◆ WHAT IS ASKED
Return the complete listing that follows, with each line reproduced exactly.

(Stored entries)
══════════════════════════════

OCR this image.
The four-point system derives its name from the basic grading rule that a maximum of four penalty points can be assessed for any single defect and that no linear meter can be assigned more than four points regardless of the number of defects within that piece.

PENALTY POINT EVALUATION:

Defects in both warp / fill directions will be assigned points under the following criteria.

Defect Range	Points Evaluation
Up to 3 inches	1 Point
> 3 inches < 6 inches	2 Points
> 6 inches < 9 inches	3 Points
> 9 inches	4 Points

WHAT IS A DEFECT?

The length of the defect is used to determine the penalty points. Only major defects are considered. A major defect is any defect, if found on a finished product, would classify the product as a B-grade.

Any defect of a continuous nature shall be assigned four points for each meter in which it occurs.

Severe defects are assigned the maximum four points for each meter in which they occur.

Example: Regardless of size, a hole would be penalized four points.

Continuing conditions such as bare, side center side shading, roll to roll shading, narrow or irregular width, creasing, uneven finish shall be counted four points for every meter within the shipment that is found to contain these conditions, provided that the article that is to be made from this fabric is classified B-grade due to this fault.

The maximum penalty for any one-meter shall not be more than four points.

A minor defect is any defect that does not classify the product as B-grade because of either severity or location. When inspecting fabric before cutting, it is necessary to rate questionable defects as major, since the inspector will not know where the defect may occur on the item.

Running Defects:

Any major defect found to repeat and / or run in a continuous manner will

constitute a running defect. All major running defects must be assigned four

══════════════════════════════

◆ TASK OUTPUT
OCR this image.
The four-point system derives its name from the basic grading rule that a maximum of four penalty points can be assessed for any single defect and that no linear meter can be assigned more than four points regardless of the number of defects within that piece.

PENALTY POINT EVALUATION:

Defects in both warp / fill directions will be assigned points under the following criteria.

Defect Range	Points Evaluation
Up to 3 inches	1 Point
> 3 inches < 6 inches	2 Points
> 6 inches < 9 inches	3 Points
> 9 inches	4 Points

WHAT IS A DEFECT?

The length of the defect is used to determine the penalty points. Only major defects are considered. A major defect is any defect, if found on a finished product, would classify the product as a B-grade.

Any defect of a continuous nature shall be assigned four points for each meter in which it occurs.

Severe defects are assigned the maximum four points for each meter in which they occur.

Example: Regardless of size, a hole would be penalized four points.

Continuing conditions such as bare, side center side shading, roll to roll shading, narrow or irregular width, creasing, uneven finish shall be counted four points for every meter within the shipment that is found to contain these conditions, provided that the article that is to be made from this fabric is classified B-grade due to this fault.

The maximum penalty for any one-meter shall not be more than four points.

A minor defect is any defect that does not classify the product as B-grade because of either severity or location. When inspecting fabric before cutting, it is necessary to rate questionable defects as major, since the inspector will not know where the defect may occur on the item.

Running Defects:

Any major defect found to repeat and / or run in a continuous manner will

constitute a running defect. All major running defects must be assigned four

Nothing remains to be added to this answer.